=== Problem details ===
Go through the data below. Pull out every line that has the word "this".

====

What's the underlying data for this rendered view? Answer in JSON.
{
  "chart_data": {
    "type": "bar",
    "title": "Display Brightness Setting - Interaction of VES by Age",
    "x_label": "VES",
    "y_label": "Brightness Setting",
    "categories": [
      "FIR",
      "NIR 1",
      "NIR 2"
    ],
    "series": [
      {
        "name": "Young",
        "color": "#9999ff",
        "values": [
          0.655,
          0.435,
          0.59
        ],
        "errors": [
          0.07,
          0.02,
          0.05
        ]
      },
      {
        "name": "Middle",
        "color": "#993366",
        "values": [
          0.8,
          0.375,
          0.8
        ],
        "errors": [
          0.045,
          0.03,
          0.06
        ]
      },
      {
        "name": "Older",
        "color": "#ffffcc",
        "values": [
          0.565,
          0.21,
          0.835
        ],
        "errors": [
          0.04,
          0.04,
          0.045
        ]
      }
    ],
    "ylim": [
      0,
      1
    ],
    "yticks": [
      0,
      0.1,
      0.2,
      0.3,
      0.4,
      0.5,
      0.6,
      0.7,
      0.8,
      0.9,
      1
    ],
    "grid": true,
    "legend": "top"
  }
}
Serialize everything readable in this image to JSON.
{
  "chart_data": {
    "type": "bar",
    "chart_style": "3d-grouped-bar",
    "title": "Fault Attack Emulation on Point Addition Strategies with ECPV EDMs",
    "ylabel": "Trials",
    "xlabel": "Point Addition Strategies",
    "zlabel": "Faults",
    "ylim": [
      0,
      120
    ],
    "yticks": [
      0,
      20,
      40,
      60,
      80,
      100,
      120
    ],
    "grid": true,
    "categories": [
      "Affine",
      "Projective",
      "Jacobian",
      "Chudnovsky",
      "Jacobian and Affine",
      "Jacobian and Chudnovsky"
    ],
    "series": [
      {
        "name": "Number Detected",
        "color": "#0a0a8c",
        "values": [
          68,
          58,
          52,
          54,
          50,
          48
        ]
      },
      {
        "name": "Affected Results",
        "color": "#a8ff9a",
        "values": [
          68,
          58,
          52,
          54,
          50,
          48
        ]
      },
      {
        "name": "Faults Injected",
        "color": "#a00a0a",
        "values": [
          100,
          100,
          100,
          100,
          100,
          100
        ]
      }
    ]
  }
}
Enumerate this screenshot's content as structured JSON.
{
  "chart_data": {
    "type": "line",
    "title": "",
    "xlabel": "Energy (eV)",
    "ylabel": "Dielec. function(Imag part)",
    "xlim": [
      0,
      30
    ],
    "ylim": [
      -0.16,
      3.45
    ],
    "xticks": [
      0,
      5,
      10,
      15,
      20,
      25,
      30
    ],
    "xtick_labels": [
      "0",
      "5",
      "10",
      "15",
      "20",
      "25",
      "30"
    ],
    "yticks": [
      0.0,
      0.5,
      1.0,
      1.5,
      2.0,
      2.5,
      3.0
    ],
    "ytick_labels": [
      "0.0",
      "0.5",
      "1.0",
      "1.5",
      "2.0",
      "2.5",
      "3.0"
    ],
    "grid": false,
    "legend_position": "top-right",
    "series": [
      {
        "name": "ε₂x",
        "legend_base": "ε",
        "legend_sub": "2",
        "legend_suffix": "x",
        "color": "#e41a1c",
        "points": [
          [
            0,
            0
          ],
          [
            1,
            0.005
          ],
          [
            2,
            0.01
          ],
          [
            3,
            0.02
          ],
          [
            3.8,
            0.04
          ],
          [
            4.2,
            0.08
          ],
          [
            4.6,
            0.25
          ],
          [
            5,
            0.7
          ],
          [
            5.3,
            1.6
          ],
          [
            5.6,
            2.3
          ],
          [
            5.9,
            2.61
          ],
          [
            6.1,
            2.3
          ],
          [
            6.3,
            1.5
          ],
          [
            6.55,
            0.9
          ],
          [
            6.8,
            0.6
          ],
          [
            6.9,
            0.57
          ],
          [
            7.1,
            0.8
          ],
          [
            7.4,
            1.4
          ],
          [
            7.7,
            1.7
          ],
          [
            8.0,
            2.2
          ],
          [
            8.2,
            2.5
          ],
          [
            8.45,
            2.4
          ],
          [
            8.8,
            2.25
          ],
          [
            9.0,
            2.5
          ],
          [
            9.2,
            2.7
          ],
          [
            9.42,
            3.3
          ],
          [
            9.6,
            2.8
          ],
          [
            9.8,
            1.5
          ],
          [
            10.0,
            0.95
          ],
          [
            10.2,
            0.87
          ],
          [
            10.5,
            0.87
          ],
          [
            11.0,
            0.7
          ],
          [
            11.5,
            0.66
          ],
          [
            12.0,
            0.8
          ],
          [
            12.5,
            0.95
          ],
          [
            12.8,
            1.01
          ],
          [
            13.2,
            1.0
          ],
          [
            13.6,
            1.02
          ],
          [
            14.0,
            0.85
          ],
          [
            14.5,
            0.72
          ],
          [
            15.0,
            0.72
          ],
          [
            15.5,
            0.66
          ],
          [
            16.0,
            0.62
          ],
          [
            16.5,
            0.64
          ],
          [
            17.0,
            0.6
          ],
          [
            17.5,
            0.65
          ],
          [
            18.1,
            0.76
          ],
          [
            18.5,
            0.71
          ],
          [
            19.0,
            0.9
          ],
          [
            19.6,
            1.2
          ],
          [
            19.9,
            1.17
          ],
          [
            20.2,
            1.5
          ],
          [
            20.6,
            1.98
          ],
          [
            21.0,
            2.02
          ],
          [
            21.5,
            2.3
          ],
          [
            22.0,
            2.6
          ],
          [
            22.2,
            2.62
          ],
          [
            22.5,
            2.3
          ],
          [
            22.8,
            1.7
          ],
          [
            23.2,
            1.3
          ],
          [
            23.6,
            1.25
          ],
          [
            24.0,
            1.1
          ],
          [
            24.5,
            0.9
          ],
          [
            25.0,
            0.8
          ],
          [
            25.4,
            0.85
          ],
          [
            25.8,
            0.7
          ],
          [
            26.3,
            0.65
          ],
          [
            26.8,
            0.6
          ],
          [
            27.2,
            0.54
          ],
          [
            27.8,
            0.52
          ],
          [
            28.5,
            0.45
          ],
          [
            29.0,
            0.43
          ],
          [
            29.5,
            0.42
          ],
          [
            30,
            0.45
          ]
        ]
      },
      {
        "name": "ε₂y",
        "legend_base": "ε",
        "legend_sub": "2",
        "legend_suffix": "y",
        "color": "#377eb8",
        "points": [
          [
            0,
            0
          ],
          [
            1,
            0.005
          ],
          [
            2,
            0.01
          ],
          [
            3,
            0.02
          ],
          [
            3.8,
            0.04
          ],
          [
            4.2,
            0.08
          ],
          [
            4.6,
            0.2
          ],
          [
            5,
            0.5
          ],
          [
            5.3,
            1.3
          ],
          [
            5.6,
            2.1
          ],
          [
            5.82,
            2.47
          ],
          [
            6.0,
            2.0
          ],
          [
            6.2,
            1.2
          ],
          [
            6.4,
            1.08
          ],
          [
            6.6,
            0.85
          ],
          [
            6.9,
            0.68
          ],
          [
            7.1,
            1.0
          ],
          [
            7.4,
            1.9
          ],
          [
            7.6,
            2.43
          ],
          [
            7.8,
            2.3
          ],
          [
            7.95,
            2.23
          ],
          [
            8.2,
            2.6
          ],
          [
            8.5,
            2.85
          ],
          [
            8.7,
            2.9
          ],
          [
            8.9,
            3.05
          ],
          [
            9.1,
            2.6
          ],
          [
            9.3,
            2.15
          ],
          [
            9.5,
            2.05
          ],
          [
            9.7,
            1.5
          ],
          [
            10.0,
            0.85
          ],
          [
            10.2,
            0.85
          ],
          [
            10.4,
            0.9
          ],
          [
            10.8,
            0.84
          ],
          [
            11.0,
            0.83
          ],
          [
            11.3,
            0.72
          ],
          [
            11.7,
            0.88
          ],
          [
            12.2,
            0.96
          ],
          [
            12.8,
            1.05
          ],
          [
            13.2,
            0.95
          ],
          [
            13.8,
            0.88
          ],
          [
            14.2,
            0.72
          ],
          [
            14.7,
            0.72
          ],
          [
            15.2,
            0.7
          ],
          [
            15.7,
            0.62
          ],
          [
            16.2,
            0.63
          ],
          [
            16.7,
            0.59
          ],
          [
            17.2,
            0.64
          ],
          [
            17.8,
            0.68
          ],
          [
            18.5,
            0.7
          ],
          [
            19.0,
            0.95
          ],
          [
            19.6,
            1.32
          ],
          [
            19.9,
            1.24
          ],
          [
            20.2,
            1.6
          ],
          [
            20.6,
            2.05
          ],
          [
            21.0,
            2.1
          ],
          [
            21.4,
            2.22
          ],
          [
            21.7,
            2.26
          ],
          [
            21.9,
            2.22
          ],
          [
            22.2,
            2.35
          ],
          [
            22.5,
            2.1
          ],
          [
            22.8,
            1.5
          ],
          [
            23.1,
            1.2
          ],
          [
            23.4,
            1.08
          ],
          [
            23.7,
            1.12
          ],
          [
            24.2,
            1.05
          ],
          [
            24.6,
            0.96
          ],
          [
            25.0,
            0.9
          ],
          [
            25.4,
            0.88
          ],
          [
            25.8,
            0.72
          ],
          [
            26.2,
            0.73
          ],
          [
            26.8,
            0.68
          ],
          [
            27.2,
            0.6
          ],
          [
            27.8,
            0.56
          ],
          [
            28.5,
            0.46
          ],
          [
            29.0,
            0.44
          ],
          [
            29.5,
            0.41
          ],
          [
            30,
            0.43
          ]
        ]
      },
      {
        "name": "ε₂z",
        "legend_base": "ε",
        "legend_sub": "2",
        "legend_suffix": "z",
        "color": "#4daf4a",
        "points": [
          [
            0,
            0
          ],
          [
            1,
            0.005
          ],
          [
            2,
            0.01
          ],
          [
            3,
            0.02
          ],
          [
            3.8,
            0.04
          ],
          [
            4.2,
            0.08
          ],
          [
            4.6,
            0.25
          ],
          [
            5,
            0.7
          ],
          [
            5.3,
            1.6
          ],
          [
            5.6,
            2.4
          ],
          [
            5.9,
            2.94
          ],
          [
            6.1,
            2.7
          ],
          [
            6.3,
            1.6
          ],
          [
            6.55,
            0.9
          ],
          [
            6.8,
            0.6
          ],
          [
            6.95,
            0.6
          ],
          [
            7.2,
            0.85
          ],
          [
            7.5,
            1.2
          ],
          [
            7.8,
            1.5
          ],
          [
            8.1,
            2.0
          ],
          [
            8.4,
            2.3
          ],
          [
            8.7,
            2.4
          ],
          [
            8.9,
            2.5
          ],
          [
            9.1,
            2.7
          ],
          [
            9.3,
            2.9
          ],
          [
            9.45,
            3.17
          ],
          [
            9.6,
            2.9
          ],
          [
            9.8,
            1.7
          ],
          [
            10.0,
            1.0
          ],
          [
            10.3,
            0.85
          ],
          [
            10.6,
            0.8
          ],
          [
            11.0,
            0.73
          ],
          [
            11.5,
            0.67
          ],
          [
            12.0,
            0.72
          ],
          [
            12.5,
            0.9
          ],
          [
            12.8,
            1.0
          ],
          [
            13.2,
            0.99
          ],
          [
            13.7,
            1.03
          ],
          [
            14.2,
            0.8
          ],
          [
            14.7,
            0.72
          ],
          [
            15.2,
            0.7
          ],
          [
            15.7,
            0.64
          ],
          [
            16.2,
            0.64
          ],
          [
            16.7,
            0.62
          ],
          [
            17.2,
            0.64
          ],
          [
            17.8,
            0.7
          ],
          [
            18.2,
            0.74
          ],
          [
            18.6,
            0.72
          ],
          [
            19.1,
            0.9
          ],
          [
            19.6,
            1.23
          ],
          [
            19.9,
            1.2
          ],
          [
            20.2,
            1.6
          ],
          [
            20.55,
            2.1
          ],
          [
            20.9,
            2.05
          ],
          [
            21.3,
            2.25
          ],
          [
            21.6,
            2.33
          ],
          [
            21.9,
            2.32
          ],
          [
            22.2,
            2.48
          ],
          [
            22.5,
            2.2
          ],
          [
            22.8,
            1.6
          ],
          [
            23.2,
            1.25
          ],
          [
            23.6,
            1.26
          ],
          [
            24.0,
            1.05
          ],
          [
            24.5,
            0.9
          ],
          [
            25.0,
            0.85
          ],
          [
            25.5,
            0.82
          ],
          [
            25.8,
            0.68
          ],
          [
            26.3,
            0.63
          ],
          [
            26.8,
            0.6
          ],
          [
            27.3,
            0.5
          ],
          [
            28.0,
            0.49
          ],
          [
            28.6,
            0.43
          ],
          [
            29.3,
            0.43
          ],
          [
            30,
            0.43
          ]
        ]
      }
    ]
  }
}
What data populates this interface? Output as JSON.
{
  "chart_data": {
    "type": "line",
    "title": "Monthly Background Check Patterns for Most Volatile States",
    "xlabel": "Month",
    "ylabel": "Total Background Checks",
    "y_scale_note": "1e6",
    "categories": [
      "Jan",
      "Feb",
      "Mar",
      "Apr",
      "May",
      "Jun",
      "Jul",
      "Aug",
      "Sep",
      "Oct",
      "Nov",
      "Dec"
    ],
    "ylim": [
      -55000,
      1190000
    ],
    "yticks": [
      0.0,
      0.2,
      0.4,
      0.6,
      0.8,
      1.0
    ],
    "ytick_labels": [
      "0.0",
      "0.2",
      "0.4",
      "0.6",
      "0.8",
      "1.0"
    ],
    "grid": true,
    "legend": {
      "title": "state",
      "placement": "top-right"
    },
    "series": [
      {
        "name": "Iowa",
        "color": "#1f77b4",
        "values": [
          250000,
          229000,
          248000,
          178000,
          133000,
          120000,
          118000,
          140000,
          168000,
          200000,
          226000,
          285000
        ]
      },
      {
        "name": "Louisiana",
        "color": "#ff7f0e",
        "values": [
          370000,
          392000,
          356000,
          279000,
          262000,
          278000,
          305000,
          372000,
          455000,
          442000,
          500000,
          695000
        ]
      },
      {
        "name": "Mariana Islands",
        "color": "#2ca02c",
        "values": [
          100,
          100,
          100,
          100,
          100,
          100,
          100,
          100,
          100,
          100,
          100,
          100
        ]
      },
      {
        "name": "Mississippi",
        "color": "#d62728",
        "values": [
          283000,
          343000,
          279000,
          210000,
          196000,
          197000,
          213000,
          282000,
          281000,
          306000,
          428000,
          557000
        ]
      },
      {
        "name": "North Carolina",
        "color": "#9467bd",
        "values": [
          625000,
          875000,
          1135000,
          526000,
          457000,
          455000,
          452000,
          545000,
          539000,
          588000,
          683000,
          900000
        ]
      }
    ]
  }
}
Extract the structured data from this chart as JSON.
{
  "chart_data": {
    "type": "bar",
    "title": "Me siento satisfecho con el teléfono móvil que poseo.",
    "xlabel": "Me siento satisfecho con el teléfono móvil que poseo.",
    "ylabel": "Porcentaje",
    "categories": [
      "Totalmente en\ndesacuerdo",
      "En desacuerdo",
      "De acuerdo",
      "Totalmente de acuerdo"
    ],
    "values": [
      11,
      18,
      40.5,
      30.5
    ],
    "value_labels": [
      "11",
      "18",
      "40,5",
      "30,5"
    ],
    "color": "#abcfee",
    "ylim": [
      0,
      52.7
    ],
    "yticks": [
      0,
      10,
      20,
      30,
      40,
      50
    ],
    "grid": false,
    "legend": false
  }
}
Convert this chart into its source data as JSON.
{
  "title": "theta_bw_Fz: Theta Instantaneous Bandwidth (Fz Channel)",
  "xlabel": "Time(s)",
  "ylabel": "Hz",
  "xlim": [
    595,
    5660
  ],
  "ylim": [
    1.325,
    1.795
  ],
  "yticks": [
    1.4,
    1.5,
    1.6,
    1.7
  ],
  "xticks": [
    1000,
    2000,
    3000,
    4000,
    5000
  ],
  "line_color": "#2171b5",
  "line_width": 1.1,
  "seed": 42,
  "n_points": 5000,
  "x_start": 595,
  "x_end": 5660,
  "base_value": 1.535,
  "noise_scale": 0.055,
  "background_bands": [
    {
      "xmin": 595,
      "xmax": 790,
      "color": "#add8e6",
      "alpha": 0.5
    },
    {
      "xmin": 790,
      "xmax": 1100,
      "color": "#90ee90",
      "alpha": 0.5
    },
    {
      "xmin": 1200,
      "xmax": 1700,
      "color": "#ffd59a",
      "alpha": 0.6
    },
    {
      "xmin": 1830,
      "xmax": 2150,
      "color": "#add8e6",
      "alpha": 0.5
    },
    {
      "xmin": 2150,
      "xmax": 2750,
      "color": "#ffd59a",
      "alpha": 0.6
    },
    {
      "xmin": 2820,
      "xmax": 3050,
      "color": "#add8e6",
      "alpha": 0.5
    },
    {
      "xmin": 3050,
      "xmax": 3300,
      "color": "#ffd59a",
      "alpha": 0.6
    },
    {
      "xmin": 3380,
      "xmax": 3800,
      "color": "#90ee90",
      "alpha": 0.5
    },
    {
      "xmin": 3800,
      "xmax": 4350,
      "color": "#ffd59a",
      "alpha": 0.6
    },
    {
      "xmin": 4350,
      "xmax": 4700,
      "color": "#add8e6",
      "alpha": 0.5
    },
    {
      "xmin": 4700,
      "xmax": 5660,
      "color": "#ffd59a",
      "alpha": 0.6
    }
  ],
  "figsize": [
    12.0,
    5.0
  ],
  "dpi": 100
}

====

=== Task result ===
What's the underlying data for this rendered view? Answer in JSON.
Serialize everything readable in this image to JSON.
Enumerate this screenshot's content as structured JSON.
What data populates this interface? Output as JSON.
Extract the structured data from this chart as JSON.
Convert this chart into its source data as JSON.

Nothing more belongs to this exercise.